_Directions for this task:_
On every line of the listing, check for "whether"; copy the lines that have it.

Top of Data to use

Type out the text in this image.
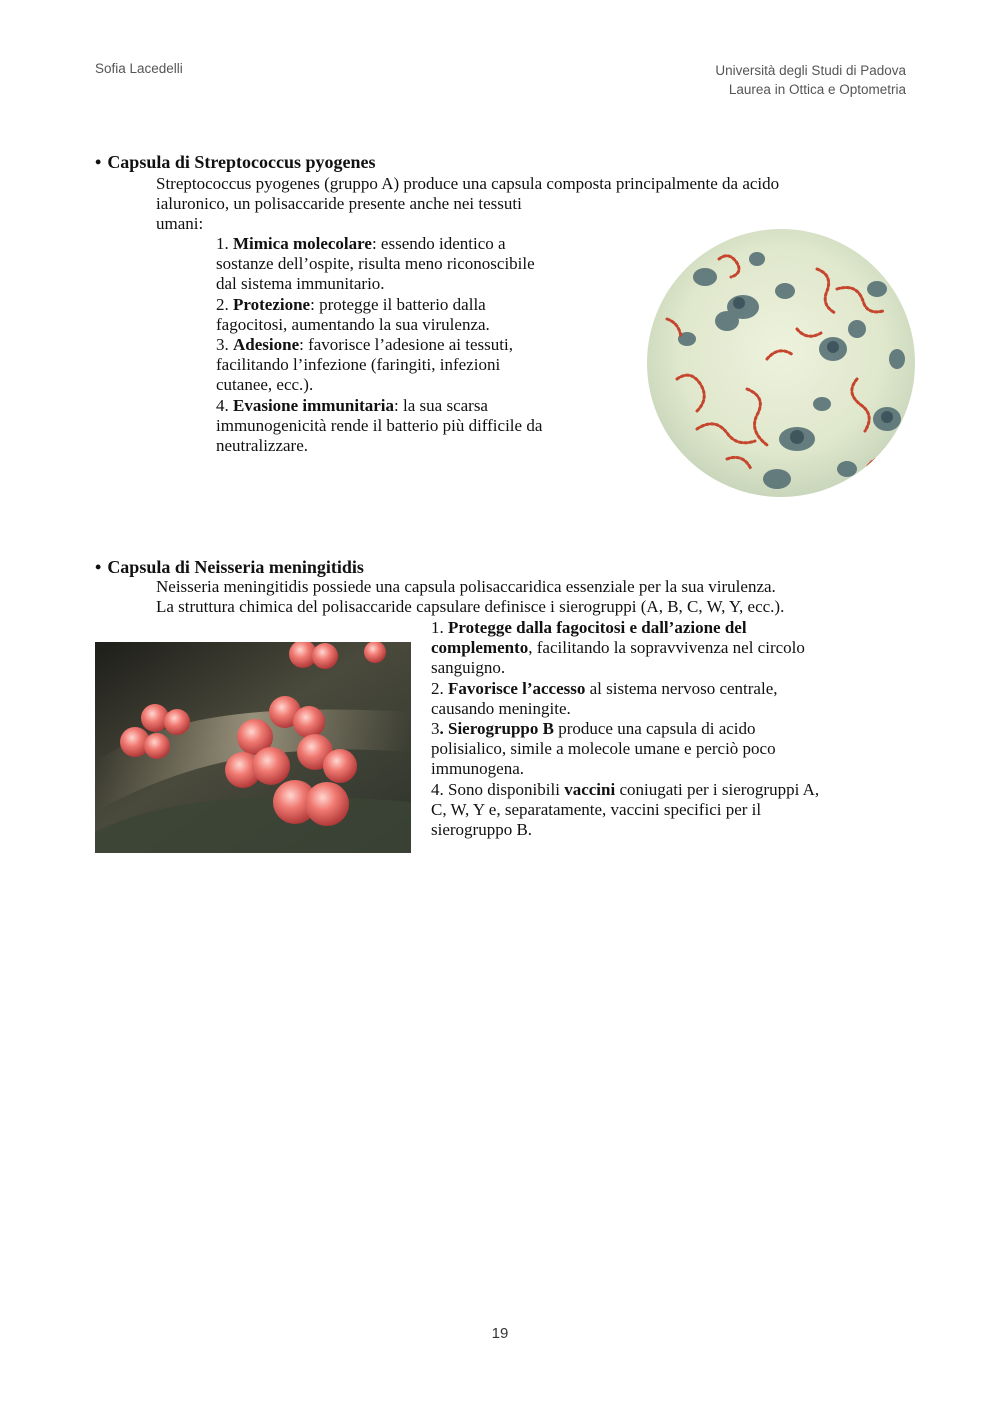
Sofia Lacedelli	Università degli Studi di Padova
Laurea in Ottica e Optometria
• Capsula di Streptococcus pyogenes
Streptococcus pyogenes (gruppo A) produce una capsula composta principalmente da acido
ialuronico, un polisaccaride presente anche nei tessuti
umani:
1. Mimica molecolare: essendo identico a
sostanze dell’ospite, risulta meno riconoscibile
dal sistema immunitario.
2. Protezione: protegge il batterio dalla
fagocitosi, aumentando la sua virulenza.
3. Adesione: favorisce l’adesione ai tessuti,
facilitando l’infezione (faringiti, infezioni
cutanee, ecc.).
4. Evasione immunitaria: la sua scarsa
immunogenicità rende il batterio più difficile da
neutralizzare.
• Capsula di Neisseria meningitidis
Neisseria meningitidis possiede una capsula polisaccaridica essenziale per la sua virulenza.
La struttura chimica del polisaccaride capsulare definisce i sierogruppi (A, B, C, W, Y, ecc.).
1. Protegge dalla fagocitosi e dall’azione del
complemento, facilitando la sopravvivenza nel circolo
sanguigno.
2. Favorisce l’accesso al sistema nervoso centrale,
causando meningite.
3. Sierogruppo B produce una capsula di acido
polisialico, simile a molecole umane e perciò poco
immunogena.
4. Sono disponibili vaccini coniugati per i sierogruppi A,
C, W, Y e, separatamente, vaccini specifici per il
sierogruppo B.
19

Bottom of Data to use
Top of Data to use

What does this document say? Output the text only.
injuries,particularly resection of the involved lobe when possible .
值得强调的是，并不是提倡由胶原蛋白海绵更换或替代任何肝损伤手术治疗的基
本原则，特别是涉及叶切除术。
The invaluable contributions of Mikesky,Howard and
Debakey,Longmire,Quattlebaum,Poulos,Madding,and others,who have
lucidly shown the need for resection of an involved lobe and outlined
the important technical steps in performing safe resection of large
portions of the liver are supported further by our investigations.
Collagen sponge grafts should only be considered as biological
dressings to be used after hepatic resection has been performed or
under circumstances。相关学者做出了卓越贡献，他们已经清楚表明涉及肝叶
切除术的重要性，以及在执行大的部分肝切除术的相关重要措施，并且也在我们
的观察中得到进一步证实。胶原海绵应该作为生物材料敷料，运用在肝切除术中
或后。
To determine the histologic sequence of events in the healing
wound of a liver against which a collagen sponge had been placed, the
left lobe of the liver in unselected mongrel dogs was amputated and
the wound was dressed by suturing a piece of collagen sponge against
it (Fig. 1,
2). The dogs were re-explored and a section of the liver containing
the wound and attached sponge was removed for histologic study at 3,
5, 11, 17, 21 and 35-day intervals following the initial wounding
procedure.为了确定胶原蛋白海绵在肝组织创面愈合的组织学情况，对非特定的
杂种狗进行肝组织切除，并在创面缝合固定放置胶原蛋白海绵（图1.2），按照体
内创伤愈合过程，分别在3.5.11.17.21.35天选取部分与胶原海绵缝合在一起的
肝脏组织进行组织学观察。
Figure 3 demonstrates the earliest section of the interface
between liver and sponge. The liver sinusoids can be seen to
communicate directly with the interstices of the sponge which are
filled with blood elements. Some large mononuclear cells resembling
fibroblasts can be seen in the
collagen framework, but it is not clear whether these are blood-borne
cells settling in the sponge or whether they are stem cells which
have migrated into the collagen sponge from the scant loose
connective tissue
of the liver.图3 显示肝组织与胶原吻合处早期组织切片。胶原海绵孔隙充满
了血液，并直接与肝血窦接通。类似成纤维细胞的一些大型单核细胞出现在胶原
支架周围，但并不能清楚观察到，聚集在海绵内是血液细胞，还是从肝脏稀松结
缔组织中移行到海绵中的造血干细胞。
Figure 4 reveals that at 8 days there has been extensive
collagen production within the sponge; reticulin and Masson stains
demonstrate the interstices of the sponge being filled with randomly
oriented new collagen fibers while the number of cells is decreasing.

Bottom of Data to use

_Response to the task:_
collagen framework, but it is not clear whether these are blood-borne
cells settling in the sponge or whether they are stem cells which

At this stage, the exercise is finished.